Identify the line in which "Transcribe this chart's" appears, then reproduce that line and all remaining lines of the records word for word.

------

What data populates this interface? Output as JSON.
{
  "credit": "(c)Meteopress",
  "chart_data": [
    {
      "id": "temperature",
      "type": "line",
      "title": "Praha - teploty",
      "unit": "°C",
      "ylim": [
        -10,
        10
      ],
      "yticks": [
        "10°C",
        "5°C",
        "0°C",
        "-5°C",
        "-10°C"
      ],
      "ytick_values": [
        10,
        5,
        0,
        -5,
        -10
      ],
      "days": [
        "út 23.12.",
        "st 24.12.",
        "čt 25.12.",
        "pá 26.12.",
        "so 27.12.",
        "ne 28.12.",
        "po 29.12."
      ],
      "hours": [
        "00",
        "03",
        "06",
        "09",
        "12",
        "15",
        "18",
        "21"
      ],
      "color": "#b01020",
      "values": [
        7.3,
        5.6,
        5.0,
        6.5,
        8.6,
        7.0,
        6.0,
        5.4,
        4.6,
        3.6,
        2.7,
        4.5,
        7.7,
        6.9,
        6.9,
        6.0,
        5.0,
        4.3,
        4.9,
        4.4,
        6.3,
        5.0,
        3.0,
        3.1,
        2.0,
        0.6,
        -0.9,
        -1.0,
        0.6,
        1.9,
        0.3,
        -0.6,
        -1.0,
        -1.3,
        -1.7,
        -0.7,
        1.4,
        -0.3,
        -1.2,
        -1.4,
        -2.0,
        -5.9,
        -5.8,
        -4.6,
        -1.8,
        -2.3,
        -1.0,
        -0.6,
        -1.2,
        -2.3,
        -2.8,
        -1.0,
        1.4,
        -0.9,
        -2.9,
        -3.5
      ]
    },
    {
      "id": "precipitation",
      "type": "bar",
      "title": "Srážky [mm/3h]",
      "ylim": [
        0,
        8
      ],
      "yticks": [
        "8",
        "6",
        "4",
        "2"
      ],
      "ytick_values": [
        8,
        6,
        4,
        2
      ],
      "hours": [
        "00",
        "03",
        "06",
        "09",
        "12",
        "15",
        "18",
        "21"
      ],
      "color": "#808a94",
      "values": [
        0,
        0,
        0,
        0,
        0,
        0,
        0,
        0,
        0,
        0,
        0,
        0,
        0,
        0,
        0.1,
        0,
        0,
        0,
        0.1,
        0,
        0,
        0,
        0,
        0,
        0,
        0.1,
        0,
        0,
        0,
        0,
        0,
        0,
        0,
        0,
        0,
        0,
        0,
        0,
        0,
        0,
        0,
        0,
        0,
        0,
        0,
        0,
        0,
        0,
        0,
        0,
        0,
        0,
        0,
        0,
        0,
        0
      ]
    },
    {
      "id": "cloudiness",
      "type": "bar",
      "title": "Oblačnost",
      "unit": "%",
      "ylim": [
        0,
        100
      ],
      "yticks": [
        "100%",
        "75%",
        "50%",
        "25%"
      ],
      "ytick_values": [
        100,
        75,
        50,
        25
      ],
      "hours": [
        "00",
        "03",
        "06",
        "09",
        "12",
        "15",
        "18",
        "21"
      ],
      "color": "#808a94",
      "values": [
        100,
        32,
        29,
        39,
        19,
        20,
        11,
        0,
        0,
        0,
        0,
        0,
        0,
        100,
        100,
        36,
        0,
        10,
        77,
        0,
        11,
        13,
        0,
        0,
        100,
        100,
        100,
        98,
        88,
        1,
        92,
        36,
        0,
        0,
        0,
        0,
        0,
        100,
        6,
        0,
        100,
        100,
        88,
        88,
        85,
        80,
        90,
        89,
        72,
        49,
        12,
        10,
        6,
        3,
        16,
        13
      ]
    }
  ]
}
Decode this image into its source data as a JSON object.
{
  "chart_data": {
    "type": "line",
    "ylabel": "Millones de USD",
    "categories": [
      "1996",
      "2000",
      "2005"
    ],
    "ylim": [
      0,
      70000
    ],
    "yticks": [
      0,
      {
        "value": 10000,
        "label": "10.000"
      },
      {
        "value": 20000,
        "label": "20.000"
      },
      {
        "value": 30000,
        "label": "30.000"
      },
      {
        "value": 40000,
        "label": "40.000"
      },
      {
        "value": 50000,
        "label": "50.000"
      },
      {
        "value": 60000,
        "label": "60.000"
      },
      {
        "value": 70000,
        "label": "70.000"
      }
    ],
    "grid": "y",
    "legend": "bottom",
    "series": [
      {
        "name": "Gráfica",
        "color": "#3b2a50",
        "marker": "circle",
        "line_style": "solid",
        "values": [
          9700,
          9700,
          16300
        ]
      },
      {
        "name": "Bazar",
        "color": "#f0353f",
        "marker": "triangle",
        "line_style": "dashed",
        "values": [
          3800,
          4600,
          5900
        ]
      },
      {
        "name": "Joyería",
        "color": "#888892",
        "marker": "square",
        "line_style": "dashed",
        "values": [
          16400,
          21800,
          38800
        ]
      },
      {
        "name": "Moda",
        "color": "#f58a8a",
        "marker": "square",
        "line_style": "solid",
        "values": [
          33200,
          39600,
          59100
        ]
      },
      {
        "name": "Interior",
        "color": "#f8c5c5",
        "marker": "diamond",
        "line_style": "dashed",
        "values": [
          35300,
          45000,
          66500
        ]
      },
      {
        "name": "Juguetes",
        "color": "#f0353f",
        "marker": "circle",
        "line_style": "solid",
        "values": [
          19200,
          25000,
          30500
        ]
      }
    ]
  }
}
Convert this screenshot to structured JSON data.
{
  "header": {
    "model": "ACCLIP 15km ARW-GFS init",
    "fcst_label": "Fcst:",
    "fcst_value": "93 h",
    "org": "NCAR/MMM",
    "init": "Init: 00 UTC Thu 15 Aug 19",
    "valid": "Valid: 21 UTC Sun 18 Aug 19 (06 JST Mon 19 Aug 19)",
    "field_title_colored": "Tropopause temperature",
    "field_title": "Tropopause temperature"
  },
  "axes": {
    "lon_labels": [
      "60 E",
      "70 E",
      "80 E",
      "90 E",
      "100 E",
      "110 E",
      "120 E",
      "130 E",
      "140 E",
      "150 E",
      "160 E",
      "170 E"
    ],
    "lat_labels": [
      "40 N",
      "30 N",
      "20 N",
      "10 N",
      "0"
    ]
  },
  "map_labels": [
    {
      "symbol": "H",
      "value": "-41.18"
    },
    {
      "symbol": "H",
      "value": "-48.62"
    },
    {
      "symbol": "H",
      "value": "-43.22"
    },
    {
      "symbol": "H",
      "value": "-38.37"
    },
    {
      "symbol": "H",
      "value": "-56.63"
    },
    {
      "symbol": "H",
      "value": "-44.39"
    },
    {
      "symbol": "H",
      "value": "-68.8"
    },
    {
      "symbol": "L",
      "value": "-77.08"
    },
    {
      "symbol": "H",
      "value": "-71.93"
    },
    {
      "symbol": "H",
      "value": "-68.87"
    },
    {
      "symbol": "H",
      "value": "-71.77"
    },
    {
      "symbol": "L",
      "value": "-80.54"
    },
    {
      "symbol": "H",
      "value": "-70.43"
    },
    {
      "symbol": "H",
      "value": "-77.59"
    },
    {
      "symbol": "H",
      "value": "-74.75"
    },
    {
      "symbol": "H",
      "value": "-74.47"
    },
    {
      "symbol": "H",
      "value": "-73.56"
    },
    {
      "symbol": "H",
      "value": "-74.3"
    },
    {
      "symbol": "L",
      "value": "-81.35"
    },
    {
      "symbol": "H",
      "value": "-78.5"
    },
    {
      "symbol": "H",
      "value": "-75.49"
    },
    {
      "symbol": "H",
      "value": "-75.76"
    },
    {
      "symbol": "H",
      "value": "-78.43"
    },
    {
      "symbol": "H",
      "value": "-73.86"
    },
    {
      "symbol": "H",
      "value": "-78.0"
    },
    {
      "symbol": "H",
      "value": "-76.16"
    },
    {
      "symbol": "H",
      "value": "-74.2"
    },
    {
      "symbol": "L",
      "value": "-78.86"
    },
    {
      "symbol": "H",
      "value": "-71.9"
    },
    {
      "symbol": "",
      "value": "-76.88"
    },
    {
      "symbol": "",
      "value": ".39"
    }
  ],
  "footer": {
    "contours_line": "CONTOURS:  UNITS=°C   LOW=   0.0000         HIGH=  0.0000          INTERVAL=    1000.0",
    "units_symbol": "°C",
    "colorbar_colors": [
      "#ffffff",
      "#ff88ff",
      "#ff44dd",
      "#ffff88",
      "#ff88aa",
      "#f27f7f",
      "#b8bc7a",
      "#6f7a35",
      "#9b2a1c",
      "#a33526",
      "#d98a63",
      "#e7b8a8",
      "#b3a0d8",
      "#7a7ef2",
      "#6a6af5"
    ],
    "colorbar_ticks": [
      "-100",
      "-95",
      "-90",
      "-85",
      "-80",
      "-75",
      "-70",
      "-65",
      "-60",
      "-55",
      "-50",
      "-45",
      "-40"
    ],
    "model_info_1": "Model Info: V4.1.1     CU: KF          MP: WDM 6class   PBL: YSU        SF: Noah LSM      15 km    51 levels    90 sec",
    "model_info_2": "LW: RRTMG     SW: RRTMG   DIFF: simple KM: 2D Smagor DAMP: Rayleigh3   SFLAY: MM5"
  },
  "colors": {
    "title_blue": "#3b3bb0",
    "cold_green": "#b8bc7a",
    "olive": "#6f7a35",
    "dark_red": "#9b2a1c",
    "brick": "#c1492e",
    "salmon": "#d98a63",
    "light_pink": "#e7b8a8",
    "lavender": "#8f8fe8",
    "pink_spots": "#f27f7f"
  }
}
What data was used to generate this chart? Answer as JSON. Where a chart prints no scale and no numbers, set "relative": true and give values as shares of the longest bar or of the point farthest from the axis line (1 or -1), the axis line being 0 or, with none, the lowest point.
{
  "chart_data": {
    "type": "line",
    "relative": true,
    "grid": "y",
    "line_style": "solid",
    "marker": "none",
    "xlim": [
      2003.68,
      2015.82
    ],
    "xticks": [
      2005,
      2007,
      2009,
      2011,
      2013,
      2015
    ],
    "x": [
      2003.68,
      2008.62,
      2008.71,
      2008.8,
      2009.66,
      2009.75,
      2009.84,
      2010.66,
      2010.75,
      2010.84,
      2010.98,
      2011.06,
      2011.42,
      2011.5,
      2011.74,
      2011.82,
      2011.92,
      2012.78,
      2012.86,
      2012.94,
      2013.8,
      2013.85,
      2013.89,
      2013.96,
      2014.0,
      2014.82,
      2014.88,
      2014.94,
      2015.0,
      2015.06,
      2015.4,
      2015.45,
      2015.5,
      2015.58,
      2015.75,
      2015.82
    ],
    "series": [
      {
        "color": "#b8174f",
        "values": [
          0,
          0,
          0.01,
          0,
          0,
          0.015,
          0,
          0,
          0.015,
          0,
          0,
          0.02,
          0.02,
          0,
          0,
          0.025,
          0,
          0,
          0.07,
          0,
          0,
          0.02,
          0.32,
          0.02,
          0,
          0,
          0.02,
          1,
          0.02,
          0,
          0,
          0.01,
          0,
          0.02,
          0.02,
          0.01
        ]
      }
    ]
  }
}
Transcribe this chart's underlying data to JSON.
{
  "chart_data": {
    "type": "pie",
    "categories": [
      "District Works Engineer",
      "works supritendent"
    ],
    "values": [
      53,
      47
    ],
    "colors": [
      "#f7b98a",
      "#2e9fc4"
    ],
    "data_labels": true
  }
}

------

- **OUTPUT OF THE TASK**
Transcribe this chart's underlying data to JSON.
{
  "chart_data": {
    "type": "pie",
    "categories": [
      "District Works Engineer",
      "works supritendent"
    ],
    "values": [
      53,
      47
    ],
    "colors": [
      "#f7b98a",
      "#2e9fc4"
    ],
    "data_labels": true
  }
}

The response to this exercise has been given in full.